[A block of data]
* * * * * * * * *

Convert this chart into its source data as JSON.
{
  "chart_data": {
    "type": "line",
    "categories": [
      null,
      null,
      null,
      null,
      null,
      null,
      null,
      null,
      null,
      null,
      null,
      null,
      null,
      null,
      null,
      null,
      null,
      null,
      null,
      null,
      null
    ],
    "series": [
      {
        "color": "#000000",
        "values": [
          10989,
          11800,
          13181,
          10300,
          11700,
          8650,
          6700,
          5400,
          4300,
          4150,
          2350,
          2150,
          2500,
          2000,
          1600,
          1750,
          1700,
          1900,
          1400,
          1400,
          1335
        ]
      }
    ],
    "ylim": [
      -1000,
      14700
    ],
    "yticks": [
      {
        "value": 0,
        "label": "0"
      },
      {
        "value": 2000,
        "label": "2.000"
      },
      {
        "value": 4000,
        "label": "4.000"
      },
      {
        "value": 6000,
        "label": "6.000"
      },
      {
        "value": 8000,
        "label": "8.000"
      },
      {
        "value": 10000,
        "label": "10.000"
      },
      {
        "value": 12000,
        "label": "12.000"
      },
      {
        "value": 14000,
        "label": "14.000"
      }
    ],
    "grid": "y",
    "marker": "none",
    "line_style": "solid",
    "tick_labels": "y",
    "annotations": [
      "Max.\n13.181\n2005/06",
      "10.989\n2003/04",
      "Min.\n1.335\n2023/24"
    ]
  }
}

* * * * * * * * *

What do the records say? Quote them all exactly.

Convert this chart into its source data as JSON.
{
  "chart_data": {
    "type": "line",
    "categories": [
      null,
      null,
      null,
      null,
      null,
      null,
      null,
      null,
      null,
      null,
      null,
      null,
      null,
      null,
      null,
      null,
      null,
      null,
      null,
      null,
      null
    ],
    "series": [
      {
        "color": "#000000",
        "values": [
          10989,
          11800,
          13181,
          10300,
          11700,
          8650,
          6700,
          5400,
          4300,
          4150,
          2350,
          2150,
          2500,
          2000,
          1600,
          1750,
          1700,
          1900,
          1400,
          1400,
          1335
        ]
      }
    ],
    "ylim": [
      -1000,
      14700
    ],
    "yticks": [
      {
        "value": 0,
        "label": "0"
      },
      {
        "value": 2000,
        "label": "2.000"
      },
      {
        "value": 4000,
        "label": "4.000"
      },
      {
        "value": 6000,
        "label": "6.000"
      },
      {
        "value": 8000,
        "label": "8.000"
      },
      {
        "value": 10000,
        "label": "10.000"
      },
      {
        "value": 12000,
        "label": "12.000"
      },
      {
        "value": 14000,
        "label": "14.000"
      }
    ],
    "grid": "y",
    "marker": "none",
    "line_style": "solid",
    "tick_labels": "y",
    "annotations": [
      "Max.\n13.181\n2005/06",
      "10.989\n2003/04",
      "Min.\n1.335\n2023/24"
    ]
  }
}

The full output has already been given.